═════ Record excerpts ═════

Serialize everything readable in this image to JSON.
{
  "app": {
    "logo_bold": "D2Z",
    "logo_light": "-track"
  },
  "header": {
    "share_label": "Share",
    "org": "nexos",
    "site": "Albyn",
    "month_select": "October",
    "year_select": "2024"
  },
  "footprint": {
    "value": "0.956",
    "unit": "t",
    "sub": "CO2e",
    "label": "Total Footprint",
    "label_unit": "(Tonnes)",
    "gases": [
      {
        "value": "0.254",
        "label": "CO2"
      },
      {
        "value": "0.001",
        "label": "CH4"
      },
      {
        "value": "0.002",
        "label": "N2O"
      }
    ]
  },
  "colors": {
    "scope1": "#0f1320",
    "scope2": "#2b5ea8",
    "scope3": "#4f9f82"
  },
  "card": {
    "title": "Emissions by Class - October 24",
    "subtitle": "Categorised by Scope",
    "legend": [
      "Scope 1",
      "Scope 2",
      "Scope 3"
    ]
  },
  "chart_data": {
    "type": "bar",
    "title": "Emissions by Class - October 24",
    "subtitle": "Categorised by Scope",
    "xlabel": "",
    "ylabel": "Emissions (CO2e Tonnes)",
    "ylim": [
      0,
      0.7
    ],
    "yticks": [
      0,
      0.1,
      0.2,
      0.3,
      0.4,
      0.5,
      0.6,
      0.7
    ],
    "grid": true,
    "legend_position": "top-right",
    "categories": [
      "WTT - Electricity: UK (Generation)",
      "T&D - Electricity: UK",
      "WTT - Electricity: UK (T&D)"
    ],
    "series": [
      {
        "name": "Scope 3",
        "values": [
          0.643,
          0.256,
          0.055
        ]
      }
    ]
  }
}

═════

■ Aim of the task
Copy out each record, keeping every word as it is.

■ Completed exercise
Serialize everything readable in this image to JSON.
{
  "app": {
    "logo_bold": "D2Z",
    "logo_light": "-track"
  },
  "header": {
    "share_label": "Share",
    "org": "nexos",
    "site": "Albyn",
    "month_select": "October",
    "year_select": "2024"
  },
  "footprint": {
    "value": "0.956",
    "unit": "t",
    "sub": "CO2e",
    "label": "Total Footprint",
    "label_unit": "(Tonnes)",
    "gases": [
      {
        "value": "0.254",
        "label": "CO2"
      },
      {
        "value": "0.001",
        "label": "CH4"
      },
      {
        "value": "0.002",
        "label": "N2O"
      }
    ]
  },
  "colors": {
    "scope1": "#0f1320",
    "scope2": "#2b5ea8",
    "scope3": "#4f9f82"
  },
  "card": {
    "title": "Emissions by Class - October 24",
    "subtitle": "Categorised by Scope",
    "legend": [
      "Scope 1",
      "Scope 2",
      "Scope 3"
    ]
  },
  "chart_data": {
    "type": "bar",
    "title": "Emissions by Class - October 24",
    "subtitle": "Categorised by Scope",
    "xlabel": "",
    "ylabel": "Emissions (CO2e Tonnes)",
    "ylim": [
      0,
      0.7
    ],
    "yticks": [
      0,
      0.1,
      0.2,
      0.3,
      0.4,
      0.5,
      0.6,
      0.7
    ],
    "grid": true,
    "legend_position": "top-right",
    "categories": [
      "WTT - Electricity: UK (Generation)",
      "T&D - Electricity: UK",
      "WTT - Electricity: UK (T&D)"
    ],
    "series": [
      {
        "name": "Scope 3",
        "values": [
          0.643,
          0.256,
          0.055
        ]
      }
    ]
  }
}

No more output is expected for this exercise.